* _Problem description_
Exactly reproduce the entries, dropping any pictures from your copy.

* _Provided records_
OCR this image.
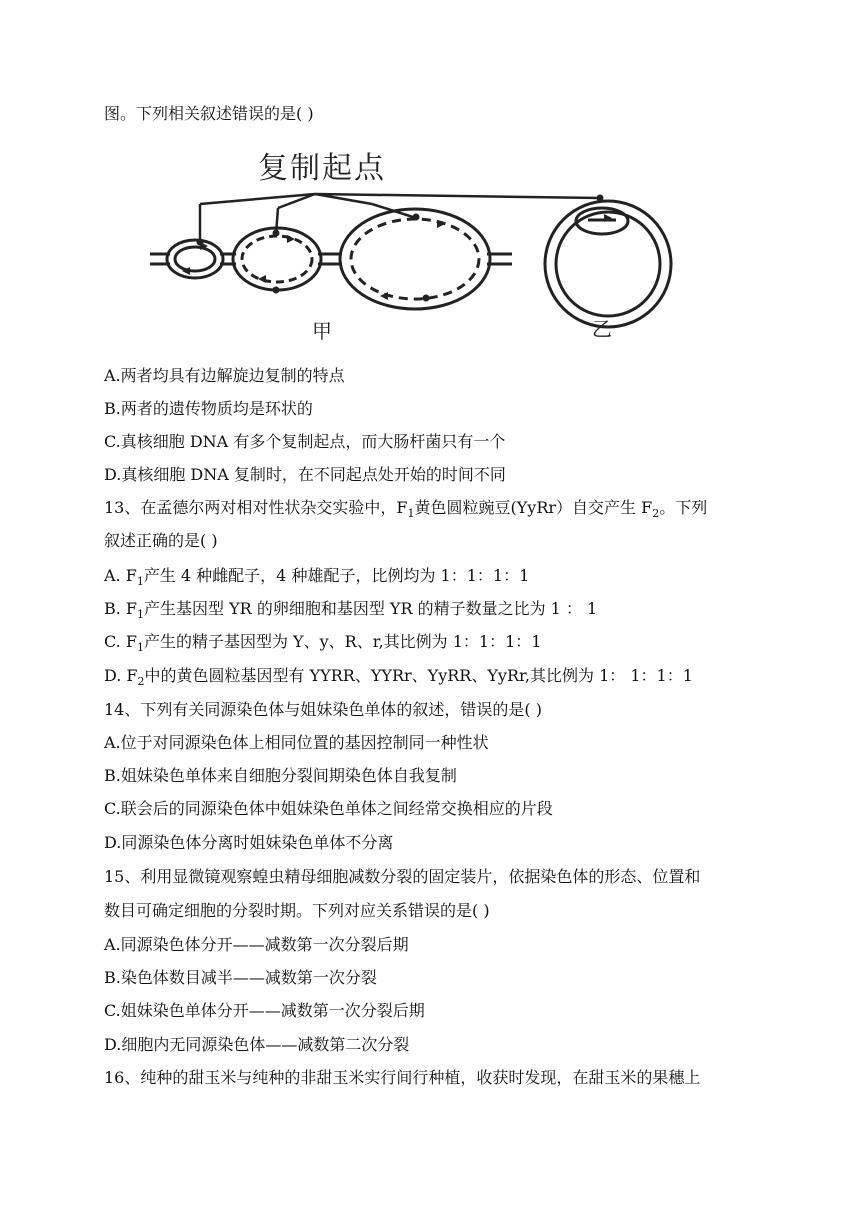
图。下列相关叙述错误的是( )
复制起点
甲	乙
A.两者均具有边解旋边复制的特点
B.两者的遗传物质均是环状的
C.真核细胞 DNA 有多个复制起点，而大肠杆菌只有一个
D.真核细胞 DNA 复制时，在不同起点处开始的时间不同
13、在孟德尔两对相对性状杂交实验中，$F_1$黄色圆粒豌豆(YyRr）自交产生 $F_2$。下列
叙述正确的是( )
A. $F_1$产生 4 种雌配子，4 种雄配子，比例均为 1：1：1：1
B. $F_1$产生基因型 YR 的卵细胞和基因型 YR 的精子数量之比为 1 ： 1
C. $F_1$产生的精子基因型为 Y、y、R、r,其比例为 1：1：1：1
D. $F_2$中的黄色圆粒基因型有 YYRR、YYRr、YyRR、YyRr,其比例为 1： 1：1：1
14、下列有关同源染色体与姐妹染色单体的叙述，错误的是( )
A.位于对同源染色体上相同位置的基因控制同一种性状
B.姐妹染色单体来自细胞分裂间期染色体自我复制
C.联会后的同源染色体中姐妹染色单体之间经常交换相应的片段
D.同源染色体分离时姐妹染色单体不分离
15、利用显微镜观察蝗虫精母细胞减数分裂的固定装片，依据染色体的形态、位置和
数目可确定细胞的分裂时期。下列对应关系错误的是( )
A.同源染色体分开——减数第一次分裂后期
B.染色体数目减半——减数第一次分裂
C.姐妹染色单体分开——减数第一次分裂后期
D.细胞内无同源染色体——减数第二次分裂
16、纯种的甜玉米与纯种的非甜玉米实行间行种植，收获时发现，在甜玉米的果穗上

* _Answer in full_
OCR this image.
图。下列相关叙述错误的是( )
复制起点
甲	乙
A.两者均具有边解旋边复制的特点
B.两者的遗传物质均是环状的
C.真核细胞 DNA 有多个复制起点，而大肠杆菌只有一个
D.真核细胞 DNA 复制时，在不同起点处开始的时间不同
13、在孟德尔两对相对性状杂交实验中，$F_1$黄色圆粒豌豆(YyRr）自交产生 $F_2$。下列
叙述正确的是( )
A. $F_1$产生 4 种雌配子，4 种雄配子，比例均为 1：1：1：1
B. $F_1$产生基因型 YR 的卵细胞和基因型 YR 的精子数量之比为 1 ： 1
C. $F_1$产生的精子基因型为 Y、y、R、r,其比例为 1：1：1：1
D. $F_2$中的黄色圆粒基因型有 YYRR、YYRr、YyRR、YyRr,其比例为 1： 1：1：1
14、下列有关同源染色体与姐妹染色单体的叙述，错误的是( )
A.位于对同源染色体上相同位置的基因控制同一种性状
B.姐妹染色单体来自细胞分裂间期染色体自我复制
C.联会后的同源染色体中姐妹染色单体之间经常交换相应的片段
D.同源染色体分离时姐妹染色单体不分离
15、利用显微镜观察蝗虫精母细胞减数分裂的固定装片，依据染色体的形态、位置和
数目可确定细胞的分裂时期。下列对应关系错误的是( )
A.同源染色体分开——减数第一次分裂后期
B.染色体数目减半——减数第一次分裂
C.姐妹染色单体分开——减数第一次分裂后期
D.细胞内无同源染色体——减数第二次分裂
16、纯种的甜玉米与纯种的非甜玉米实行间行种植，收获时发现，在甜玉米的果穗上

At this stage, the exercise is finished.